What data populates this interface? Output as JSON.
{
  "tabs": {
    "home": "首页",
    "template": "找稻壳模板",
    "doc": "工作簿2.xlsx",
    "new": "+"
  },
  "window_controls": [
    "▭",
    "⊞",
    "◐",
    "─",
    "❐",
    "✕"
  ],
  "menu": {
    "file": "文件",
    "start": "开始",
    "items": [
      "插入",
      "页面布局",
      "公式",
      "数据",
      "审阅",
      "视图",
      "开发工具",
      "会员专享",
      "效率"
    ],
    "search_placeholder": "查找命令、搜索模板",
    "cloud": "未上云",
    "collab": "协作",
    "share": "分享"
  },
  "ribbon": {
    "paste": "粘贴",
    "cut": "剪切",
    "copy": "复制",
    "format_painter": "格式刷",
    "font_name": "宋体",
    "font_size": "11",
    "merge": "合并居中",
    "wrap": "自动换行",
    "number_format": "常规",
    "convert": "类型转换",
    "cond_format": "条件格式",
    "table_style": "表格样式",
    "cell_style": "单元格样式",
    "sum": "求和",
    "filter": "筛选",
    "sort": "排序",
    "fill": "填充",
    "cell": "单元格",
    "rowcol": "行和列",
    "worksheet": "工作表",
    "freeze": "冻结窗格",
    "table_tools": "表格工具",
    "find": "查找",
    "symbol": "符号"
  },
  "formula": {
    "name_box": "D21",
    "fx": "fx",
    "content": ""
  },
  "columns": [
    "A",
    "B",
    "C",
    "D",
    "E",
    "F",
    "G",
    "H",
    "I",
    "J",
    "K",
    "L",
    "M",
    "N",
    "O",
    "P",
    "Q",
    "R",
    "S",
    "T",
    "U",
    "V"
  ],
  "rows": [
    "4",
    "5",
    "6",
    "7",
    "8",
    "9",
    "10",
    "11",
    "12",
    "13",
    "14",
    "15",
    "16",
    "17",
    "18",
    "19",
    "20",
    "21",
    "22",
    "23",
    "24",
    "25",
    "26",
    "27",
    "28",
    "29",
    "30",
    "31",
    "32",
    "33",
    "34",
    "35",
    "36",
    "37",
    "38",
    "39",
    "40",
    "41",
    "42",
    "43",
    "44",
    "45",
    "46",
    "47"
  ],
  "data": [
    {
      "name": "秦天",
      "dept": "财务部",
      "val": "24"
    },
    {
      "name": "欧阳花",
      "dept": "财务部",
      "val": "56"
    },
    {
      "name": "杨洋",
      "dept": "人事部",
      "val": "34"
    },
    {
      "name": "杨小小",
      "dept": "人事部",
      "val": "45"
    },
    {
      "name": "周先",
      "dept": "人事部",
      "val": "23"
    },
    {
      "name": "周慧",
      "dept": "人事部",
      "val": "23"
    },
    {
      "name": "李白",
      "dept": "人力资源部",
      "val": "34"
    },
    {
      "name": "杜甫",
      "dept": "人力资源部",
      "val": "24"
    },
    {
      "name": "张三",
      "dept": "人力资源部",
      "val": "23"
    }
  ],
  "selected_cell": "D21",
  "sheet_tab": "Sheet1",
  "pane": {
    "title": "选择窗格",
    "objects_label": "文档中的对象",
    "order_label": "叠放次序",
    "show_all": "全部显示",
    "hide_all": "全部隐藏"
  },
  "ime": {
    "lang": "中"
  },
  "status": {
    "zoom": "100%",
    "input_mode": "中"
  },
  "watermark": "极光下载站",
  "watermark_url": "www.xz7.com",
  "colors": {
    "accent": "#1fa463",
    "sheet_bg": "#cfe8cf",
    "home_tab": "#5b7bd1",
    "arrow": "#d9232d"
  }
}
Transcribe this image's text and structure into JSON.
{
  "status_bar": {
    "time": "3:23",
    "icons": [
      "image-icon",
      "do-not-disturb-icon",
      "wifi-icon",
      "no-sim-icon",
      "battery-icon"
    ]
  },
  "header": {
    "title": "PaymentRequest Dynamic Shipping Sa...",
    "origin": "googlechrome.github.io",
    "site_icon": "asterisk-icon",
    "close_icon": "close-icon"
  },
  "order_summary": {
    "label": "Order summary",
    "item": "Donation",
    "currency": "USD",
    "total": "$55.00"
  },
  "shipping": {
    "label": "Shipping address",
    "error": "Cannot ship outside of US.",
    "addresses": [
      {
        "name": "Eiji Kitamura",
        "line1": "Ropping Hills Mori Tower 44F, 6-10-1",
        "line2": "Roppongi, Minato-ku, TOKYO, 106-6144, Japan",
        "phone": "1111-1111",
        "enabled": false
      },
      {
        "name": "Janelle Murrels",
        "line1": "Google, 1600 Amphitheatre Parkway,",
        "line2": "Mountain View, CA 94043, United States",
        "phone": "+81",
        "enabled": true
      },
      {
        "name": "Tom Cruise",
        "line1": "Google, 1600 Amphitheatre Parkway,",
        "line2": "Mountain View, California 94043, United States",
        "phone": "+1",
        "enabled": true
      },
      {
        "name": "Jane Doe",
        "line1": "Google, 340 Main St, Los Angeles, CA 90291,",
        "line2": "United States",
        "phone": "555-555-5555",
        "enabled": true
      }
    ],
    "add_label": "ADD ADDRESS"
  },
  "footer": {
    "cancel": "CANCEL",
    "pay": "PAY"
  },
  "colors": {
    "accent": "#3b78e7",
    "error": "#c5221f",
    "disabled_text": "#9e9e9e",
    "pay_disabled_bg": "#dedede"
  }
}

--- Required task ---
Retype the whole listing, matching it exactly.

--- Response ---
What data populates this interface? Output as JSON.
{
  "tabs": {
    "home": "首页",
    "template": "找稻壳模板",
    "doc": "工作簿2.xlsx",
    "new": "+"
  },
  "window_controls": [
    "▭",
    "⊞",
    "◐",
    "─",
    "❐",
    "✕"
  ],
  "menu": {
    "file": "文件",
    "start": "开始",
    "items": [
      "插入",
      "页面布局",
      "公式",
      "数据",
      "审阅",
      "视图",
      "开发工具",
      "会员专享",
      "效率"
    ],
    "search_placeholder": "查找命令、搜索模板",
    "cloud": "未上云",
    "collab": "协作",
    "share": "分享"
  },
  "ribbon": {
    "paste": "粘贴",
    "cut": "剪切",
    "copy": "复制",
    "format_painter": "格式刷",
    "font_name": "宋体",
    "font_size": "11",
    "merge": "合并居中",
    "wrap": "自动换行",
    "number_format": "常规",
    "convert": "类型转换",
    "cond_format": "条件格式",
    "table_style": "表格样式",
    "cell_style": "单元格样式",
    "sum": "求和",
    "filter": "筛选",
    "sort": "排序",
    "fill": "填充",
    "cell": "单元格",
    "rowcol": "行和列",
    "worksheet": "工作表",
    "freeze": "冻结窗格",
    "table_tools": "表格工具",
    "find": "查找",
    "symbol": "符号"
  },
  "formula": {
    "name_box": "D21",
    "fx": "fx",
    "content": ""
  },
  "columns": [
    "A",
    "B",
    "C",
    "D",
    "E",
    "F",
    "G",
    "H",
    "I",
    "J",
    "K",
    "L",
    "M",
    "N",
    "O",
    "P",
    "Q",
    "R",
    "S",
    "T",
    "U",
    "V"
  ],
  "rows": [
    "4",
    "5",
    "6",
    "7",
    "8",
    "9",
    "10",
    "11",
    "12",
    "13",
    "14",
    "15",
    "16",
    "17",
    "18",
    "19",
    "20",
    "21",
    "22",
    "23",
    "24",
    "25",
    "26",
    "27",
    "28",
    "29",
    "30",
    "31",
    "32",
    "33",
    "34",
    "35",
    "36",
    "37",
    "38",
    "39",
    "40",
    "41",
    "42",
    "43",
    "44",
    "45",
    "46",
    "47"
  ],
  "data": [
    {
      "name": "秦天",
      "dept": "财务部",
      "val": "24"
    },
    {
      "name": "欧阳花",
      "dept": "财务部",
      "val": "56"
    },
    {
      "name": "杨洋",
      "dept": "人事部",
      "val": "34"
    },
    {
      "name": "杨小小",
      "dept": "人事部",
      "val": "45"
    },
    {
      "name": "周先",
      "dept": "人事部",
      "val": "23"
    },
    {
      "name": "周慧",
      "dept": "人事部",
      "val": "23"
    },
    {
      "name": "李白",
      "dept": "人力资源部",
      "val": "34"
    },
    {
      "name": "杜甫",
      "dept": "人力资源部",
      "val": "24"
    },
    {
      "name": "张三",
      "dept": "人力资源部",
      "val": "23"
    }
  ],
  "selected_cell": "D21",
  "sheet_tab": "Sheet1",
  "pane": {
    "title": "选择窗格",
    "objects_label": "文档中的对象",
    "order_label": "叠放次序",
    "show_all": "全部显示",
    "hide_all": "全部隐藏"
  },
  "ime": {
    "lang": "中"
  },
  "status": {
    "zoom": "100%",
    "input_mode": "中"
  },
  "watermark": "极光下载站",
  "watermark_url": "www.xz7.com",
  "colors": {
    "accent": "#1fa463",
    "sheet_bg": "#cfe8cf",
    "home_tab": "#5b7bd1",
    "arrow": "#d9232d"
  }
}
Transcribe this image's text and structure into JSON.
{
  "status_bar": {
    "time": "3:23",
    "icons": [
      "image-icon",
      "do-not-disturb-icon",
      "wifi-icon",
      "no-sim-icon",
      "battery-icon"
    ]
  },
  "header": {
    "title": "PaymentRequest Dynamic Shipping Sa...",
    "origin": "googlechrome.github.io",
    "site_icon": "asterisk-icon",
    "close_icon": "close-icon"
  },
  "order_summary": {
    "label": "Order summary",
    "item": "Donation",
    "currency": "USD",
    "total": "$55.00"
  },
  "shipping": {
    "label": "Shipping address",
    "error": "Cannot ship outside of US.",
    "addresses": [
      {
        "name": "Eiji Kitamura",
        "line1": "Ropping Hills Mori Tower 44F, 6-10-1",
        "line2": "Roppongi, Minato-ku, TOKYO, 106-6144, Japan",
        "phone": "1111-1111",
        "enabled": false
      },
      {
        "name": "Janelle Murrels",
        "line1": "Google, 1600 Amphitheatre Parkway,",
        "line2": "Mountain View, CA 94043, United States",
        "phone": "+81",
        "enabled": true
      },
      {
        "name": "Tom Cruise",
        "line1": "Google, 1600 Amphitheatre Parkway,",
        "line2": "Mountain View, California 94043, United States",
        "phone": "+1",
        "enabled": true
      },
      {
        "name": "Jane Doe",
        "line1": "Google, 340 Main St, Los Angeles, CA 90291,",
        "line2": "United States",
        "phone": "555-555-5555",
        "enabled": true
      }
    ],
    "add_label": "ADD ADDRESS"
  },
  "footer": {
    "cancel": "CANCEL",
    "pay": "PAY"
  },
  "colors": {
    "accent": "#3b78e7",
    "error": "#c5221f",
    "disabled_text": "#9e9e9e",
    "pay_disabled_bg": "#dedede"
  }
}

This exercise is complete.